## TASK GOAL
Can the data below be echoed back word for word?

┄┄┄┄┄┄┄┄┄┄

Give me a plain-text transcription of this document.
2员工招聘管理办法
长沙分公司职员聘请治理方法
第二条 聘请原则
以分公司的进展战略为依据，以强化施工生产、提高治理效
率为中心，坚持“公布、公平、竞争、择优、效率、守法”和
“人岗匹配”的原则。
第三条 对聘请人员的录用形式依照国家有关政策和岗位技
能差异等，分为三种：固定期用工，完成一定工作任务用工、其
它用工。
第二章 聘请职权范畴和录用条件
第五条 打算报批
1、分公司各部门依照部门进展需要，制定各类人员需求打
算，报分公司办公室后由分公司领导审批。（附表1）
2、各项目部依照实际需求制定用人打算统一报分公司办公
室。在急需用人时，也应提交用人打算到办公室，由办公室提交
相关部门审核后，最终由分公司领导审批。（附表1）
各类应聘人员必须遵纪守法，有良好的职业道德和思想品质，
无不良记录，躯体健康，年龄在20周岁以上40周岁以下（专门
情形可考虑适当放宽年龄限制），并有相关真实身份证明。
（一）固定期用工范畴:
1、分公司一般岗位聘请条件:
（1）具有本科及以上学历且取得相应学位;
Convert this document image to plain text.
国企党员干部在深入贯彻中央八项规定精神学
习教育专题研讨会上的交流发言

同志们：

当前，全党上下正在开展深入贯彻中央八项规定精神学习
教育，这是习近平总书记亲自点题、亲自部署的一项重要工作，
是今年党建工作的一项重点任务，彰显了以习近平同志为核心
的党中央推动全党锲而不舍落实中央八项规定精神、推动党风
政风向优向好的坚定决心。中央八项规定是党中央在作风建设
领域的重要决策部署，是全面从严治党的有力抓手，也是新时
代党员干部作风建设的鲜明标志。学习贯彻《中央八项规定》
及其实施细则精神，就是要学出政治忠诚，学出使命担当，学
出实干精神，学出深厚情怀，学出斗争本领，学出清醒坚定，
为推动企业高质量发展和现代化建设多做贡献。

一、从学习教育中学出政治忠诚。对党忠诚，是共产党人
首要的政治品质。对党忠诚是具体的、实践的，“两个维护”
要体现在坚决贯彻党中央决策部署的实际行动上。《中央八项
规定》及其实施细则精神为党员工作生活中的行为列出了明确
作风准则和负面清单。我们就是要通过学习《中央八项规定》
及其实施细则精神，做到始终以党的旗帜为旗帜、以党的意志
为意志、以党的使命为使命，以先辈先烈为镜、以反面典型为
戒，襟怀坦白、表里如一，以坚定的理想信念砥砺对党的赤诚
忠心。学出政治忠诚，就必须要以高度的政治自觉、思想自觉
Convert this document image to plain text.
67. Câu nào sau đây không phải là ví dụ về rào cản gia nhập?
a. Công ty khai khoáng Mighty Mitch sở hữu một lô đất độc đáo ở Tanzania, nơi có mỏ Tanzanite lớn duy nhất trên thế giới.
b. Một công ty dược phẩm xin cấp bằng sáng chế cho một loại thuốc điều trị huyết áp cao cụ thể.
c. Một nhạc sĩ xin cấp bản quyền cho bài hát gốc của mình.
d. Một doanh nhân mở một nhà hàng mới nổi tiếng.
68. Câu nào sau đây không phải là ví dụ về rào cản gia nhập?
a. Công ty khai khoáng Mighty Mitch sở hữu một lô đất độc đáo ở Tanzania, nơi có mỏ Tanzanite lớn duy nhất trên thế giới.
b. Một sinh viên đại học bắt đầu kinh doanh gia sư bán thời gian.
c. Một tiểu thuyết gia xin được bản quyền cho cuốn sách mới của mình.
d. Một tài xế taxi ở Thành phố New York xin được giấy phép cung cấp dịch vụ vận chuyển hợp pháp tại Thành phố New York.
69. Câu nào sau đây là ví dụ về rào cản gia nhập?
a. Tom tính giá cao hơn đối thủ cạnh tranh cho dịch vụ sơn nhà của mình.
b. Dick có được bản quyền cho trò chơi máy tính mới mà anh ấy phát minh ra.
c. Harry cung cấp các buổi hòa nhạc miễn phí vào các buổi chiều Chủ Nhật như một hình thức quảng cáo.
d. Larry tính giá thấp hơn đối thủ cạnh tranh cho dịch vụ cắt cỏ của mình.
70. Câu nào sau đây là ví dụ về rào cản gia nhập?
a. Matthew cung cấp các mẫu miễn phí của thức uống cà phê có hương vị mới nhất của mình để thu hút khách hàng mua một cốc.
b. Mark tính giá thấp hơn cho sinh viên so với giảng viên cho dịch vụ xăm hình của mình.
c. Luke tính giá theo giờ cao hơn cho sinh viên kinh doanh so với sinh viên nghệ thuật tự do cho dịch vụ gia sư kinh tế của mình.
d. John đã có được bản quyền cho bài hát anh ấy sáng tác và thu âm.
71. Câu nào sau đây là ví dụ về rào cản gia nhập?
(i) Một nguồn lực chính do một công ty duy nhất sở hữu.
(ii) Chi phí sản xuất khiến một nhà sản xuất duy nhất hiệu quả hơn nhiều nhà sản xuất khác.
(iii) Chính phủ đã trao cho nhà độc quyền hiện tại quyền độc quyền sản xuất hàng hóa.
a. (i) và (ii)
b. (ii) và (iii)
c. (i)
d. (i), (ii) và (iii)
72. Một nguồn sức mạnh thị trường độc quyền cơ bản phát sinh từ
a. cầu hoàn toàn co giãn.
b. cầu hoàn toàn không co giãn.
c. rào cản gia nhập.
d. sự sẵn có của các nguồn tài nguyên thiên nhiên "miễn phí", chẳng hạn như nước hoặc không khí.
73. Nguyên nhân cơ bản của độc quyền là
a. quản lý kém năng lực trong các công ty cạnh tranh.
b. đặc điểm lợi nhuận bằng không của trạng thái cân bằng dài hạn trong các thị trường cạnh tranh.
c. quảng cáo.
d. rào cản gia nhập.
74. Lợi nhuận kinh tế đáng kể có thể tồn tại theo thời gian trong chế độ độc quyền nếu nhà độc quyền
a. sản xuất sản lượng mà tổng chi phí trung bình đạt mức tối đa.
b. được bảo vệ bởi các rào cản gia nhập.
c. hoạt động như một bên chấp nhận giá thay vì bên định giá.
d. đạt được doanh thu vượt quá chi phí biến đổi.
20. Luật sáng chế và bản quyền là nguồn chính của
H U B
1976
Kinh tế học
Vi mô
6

┄┄┄┄┄┄┄┄┄┄

## RESULT OF THE EXERCISE
Give me a plain-text transcription of this document.
2员工招聘管理办法
长沙分公司职员聘请治理方法
第二条 聘请原则
以分公司的进展战略为依据，以强化施工生产、提高治理效
率为中心，坚持“公布、公平、竞争、择优、效率、守法”和
“人岗匹配”的原则。
第三条 对聘请人员的录用形式依照国家有关政策和岗位技
能差异等，分为三种：固定期用工，完成一定工作任务用工、其
它用工。
第二章 聘请职权范畴和录用条件
第五条 打算报批
1、分公司各部门依照部门进展需要，制定各类人员需求打
算，报分公司办公室后由分公司领导审批。（附表1）
2、各项目部依照实际需求制定用人打算统一报分公司办公
室。在急需用人时，也应提交用人打算到办公室，由办公室提交
相关部门审核后，最终由分公司领导审批。（附表1）
各类应聘人员必须遵纪守法，有良好的职业道德和思想品质，
无不良记录，躯体健康，年龄在20周岁以上40周岁以下（专门
情形可考虑适当放宽年龄限制），并有相关真实身份证明。
（一）固定期用工范畴:
1、分公司一般岗位聘请条件:
（1）具有本科及以上学历且取得相应学位;
Convert this document image to plain text.
国企党员干部在深入贯彻中央八项规定精神学
习教育专题研讨会上的交流发言

同志们：

当前，全党上下正在开展深入贯彻中央八项规定精神学习
教育，这是习近平总书记亲自点题、亲自部署的一项重要工作，
是今年党建工作的一项重点任务，彰显了以习近平同志为核心
的党中央推动全党锲而不舍落实中央八项规定精神、推动党风
政风向优向好的坚定决心。中央八项规定是党中央在作风建设
领域的重要决策部署，是全面从严治党的有力抓手，也是新时
代党员干部作风建设的鲜明标志。学习贯彻《中央八项规定》
及其实施细则精神，就是要学出政治忠诚，学出使命担当，学
出实干精神，学出深厚情怀，学出斗争本领，学出清醒坚定，
为推动企业高质量发展和现代化建设多做贡献。

一、从学习教育中学出政治忠诚。对党忠诚，是共产党人
首要的政治品质。对党忠诚是具体的、实践的，“两个维护”
要体现在坚决贯彻党中央决策部署的实际行动上。《中央八项
规定》及其实施细则精神为党员工作生活中的行为列出了明确
作风准则和负面清单。我们就是要通过学习《中央八项规定》
及其实施细则精神，做到始终以党的旗帜为旗帜、以党的意志
为意志、以党的使命为使命，以先辈先烈为镜、以反面典型为
戒，襟怀坦白、表里如一，以坚定的理想信念砥砺对党的赤诚
忠心。学出政治忠诚，就必须要以高度的政治自觉、思想自觉
Convert this document image to plain text.
67. Câu nào sau đây không phải là ví dụ về rào cản gia nhập?
a. Công ty khai khoáng Mighty Mitch sở hữu một lô đất độc đáo ở Tanzania, nơi có mỏ Tanzanite lớn duy nhất trên thế giới.
b. Một công ty dược phẩm xin cấp bằng sáng chế cho một loại thuốc điều trị huyết áp cao cụ thể.
c. Một nhạc sĩ xin cấp bản quyền cho bài hát gốc của mình.
d. Một doanh nhân mở một nhà hàng mới nổi tiếng.
68. Câu nào sau đây không phải là ví dụ về rào cản gia nhập?
a. Công ty khai khoáng Mighty Mitch sở hữu một lô đất độc đáo ở Tanzania, nơi có mỏ Tanzanite lớn duy nhất trên thế giới.
b. Một sinh viên đại học bắt đầu kinh doanh gia sư bán thời gian.
c. Một tiểu thuyết gia xin được bản quyền cho cuốn sách mới của mình.
d. Một tài xế taxi ở Thành phố New York xin được giấy phép cung cấp dịch vụ vận chuyển hợp pháp tại Thành phố New York.
69. Câu nào sau đây là ví dụ về rào cản gia nhập?
a. Tom tính giá cao hơn đối thủ cạnh tranh cho dịch vụ sơn nhà của mình.
b. Dick có được bản quyền cho trò chơi máy tính mới mà anh ấy phát minh ra.
c. Harry cung cấp các buổi hòa nhạc miễn phí vào các buổi chiều Chủ Nhật như một hình thức quảng cáo.
d. Larry tính giá thấp hơn đối thủ cạnh tranh cho dịch vụ cắt cỏ của mình.
70. Câu nào sau đây là ví dụ về rào cản gia nhập?
a. Matthew cung cấp các mẫu miễn phí của thức uống cà phê có hương vị mới nhất của mình để thu hút khách hàng mua một cốc.
b. Mark tính giá thấp hơn cho sinh viên so với giảng viên cho dịch vụ xăm hình của mình.
c. Luke tính giá theo giờ cao hơn cho sinh viên kinh doanh so với sinh viên nghệ thuật tự do cho dịch vụ gia sư kinh tế của mình.
d. John đã có được bản quyền cho bài hát anh ấy sáng tác và thu âm.
71. Câu nào sau đây là ví dụ về rào cản gia nhập?
(i) Một nguồn lực chính do một công ty duy nhất sở hữu.
(ii) Chi phí sản xuất khiến một nhà sản xuất duy nhất hiệu quả hơn nhiều nhà sản xuất khác.
(iii) Chính phủ đã trao cho nhà độc quyền hiện tại quyền độc quyền sản xuất hàng hóa.
a. (i) và (ii)
b. (ii) và (iii)
c. (i)
d. (i), (ii) và (iii)
72. Một nguồn sức mạnh thị trường độc quyền cơ bản phát sinh từ
a. cầu hoàn toàn co giãn.
b. cầu hoàn toàn không co giãn.
c. rào cản gia nhập.
d. sự sẵn có của các nguồn tài nguyên thiên nhiên "miễn phí", chẳng hạn như nước hoặc không khí.
73. Nguyên nhân cơ bản của độc quyền là
a. quản lý kém năng lực trong các công ty cạnh tranh.
b. đặc điểm lợi nhuận bằng không của trạng thái cân bằng dài hạn trong các thị trường cạnh tranh.
c. quảng cáo.
d. rào cản gia nhập.
74. Lợi nhuận kinh tế đáng kể có thể tồn tại theo thời gian trong chế độ độc quyền nếu nhà độc quyền
a. sản xuất sản lượng mà tổng chi phí trung bình đạt mức tối đa.
b. được bảo vệ bởi các rào cản gia nhập.
c. hoạt động như một bên chấp nhận giá thay vì bên định giá.
d. đạt được doanh thu vượt quá chi phí biến đổi.
20. Luật sáng chế và bản quyền là nguồn chính của
H U B
1976
Kinh tế học
Vi mô
6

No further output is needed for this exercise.